**EXCERPTED RECORDS:**
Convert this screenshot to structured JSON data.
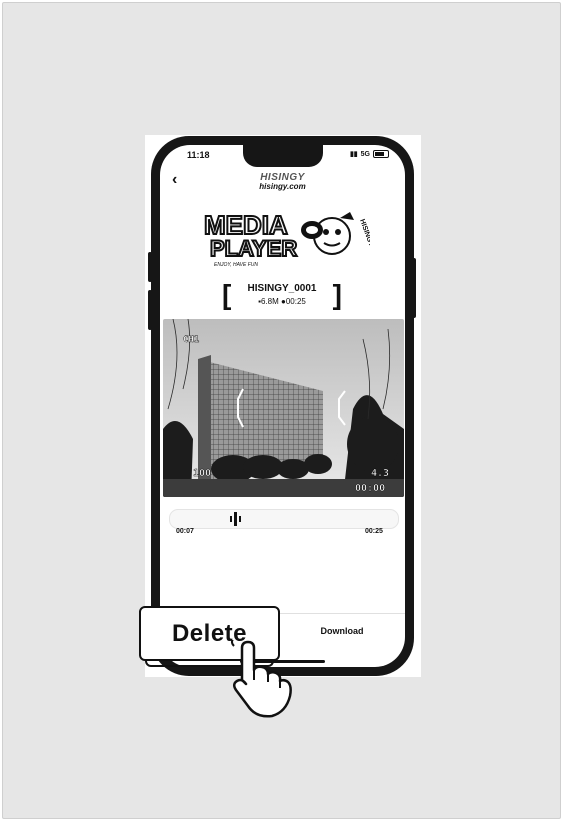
{
  "status_bar": {
    "time": "11:18",
    "network": "5G"
  },
  "header": {
    "brand_name": "HISINGY",
    "brand_url": "hisingy.com"
  },
  "logo": {
    "line1": "MEDIA",
    "line2": "PLAYER",
    "tagline": "ENJOY, HAVE FUN",
    "side_text": "HISINGY"
  },
  "file": {
    "name": "HISINGY_0001",
    "size": "6.8M",
    "duration": "00:25"
  },
  "video_overlay": {
    "channel": "CH1",
    "left_value": "100",
    "right_value": "4.3",
    "timecode": "00:00"
  },
  "timeline": {
    "current": "00:07",
    "total": "00:25",
    "progress": 0.28
  },
  "actions": {
    "delete_label": "Delete",
    "download_label": "Download"
  },
  "colors": {
    "background": "#e6e6e6",
    "phone": "#161616",
    "accent": "#111111"
  }
}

**YOUR GOAL:** Leave out the pictures and transcribe everything else exactly.

**EXERCISE RESPONSE:**
Convert this screenshot to structured JSON data.
{
  "status_bar": {
    "time": "11:18",
    "network": "5G"
  },
  "header": {
    "brand_name": "HISINGY",
    "brand_url": "hisingy.com"
  },
  "logo": {
    "line1": "MEDIA",
    "line2": "PLAYER",
    "tagline": "ENJOY, HAVE FUN",
    "side_text": "HISINGY"
  },
  "file": {
    "name": "HISINGY_0001",
    "size": "6.8M",
    "duration": "00:25"
  },
  "video_overlay": {
    "channel": "CH1",
    "left_value": "100",
    "right_value": "4.3",
    "timecode": "00:00"
  },
  "timeline": {
    "current": "00:07",
    "total": "00:25",
    "progress": 0.28
  },
  "actions": {
    "delete_label": "Delete",
    "download_label": "Download"
  },
  "colors": {
    "background": "#e6e6e6",
    "phone": "#161616",
    "accent": "#111111"
  }
}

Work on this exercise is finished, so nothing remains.